INSTRUCTION:
Wherever a line holds the word "title", copy that line out.

•••

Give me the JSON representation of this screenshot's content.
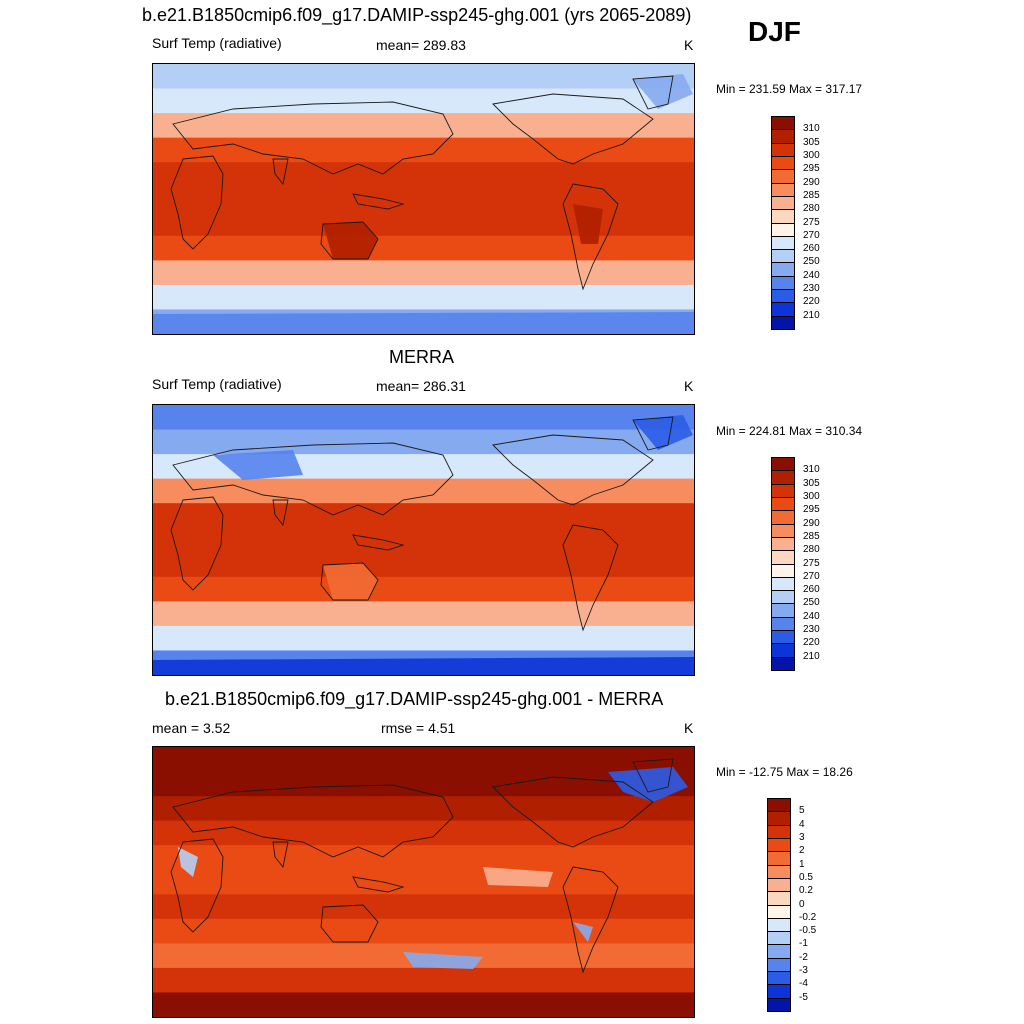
{
  "season": "DJF",
  "panels": [
    {
      "title": "b.e21.B1850cmip6.f09_g17.DAMIP-ssp245-ghg.001 (yrs 2065-2089)",
      "left_label": "Surf Temp (radiative)",
      "center_label": "mean= 289.83",
      "unit": "K",
      "minmax": "Min = 231.59 Max = 317.17",
      "colorbar": {
        "labels": [
          "310",
          "305",
          "300",
          "295",
          "290",
          "285",
          "280",
          "275",
          "270",
          "260",
          "250",
          "240",
          "230",
          "220",
          "210"
        ],
        "colors": [
          "#8b0f00",
          "#b01f00",
          "#d4330a",
          "#ea4a13",
          "#f26b35",
          "#f78c5e",
          "#f9b091",
          "#fbd7bf",
          "#fef4ea",
          "#d7e8fb",
          "#b4cff5",
          "#86aaf0",
          "#5683ec",
          "#2b5ce6",
          "#0c34d6",
          "#0514a8"
        ]
      },
      "map_style": "model"
    },
    {
      "title": "MERRA",
      "left_label": "Surf Temp (radiative)",
      "center_label": "mean= 286.31",
      "unit": "K",
      "minmax": "Min = 224.81 Max = 310.34",
      "colorbar": {
        "labels": [
          "310",
          "305",
          "300",
          "295",
          "290",
          "285",
          "280",
          "275",
          "270",
          "260",
          "250",
          "240",
          "230",
          "220",
          "210"
        ],
        "colors": [
          "#8b0f00",
          "#b01f00",
          "#d4330a",
          "#ea4a13",
          "#f26b35",
          "#f78c5e",
          "#f9b091",
          "#fbd7bf",
          "#fef4ea",
          "#d7e8fb",
          "#b4cff5",
          "#86aaf0",
          "#5683ec",
          "#2b5ce6",
          "#0c34d6",
          "#0514a8"
        ]
      },
      "map_style": "obs"
    },
    {
      "title": "b.e21.B1850cmip6.f09_g17.DAMIP-ssp245-ghg.001 - MERRA",
      "left_label": "mean =   3.52",
      "center_label": "rmse =   4.51",
      "unit": "K",
      "minmax": "Min = -12.75 Max =  18.26",
      "colorbar": {
        "labels": [
          "5",
          "4",
          "3",
          "2",
          "1",
          "0.5",
          "0.2",
          "0",
          "-0.2",
          "-0.5",
          "-1",
          "-2",
          "-3",
          "-4",
          "-5"
        ],
        "colors": [
          "#8b0f00",
          "#b01f00",
          "#d4330a",
          "#ea4a13",
          "#f26b35",
          "#f78c5e",
          "#f9b091",
          "#fbd7bf",
          "#fef4ea",
          "#d7e8fb",
          "#b4cff5",
          "#86aaf0",
          "#5683ec",
          "#2b5ce6",
          "#0c34d6",
          "#0514a8"
        ]
      },
      "map_style": "diff"
    }
  ]
}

•••

ANSWER TO THE TASK:
      "title": "b.e21.B1850cmip6.f09_g17.DAMIP-ssp245-ghg.001 (yrs 2065-2089)",
      "title": "MERRA",
      "title": "b.e21.B1850cmip6.f09_g17.DAMIP-ssp245-ghg.001 - MERRA",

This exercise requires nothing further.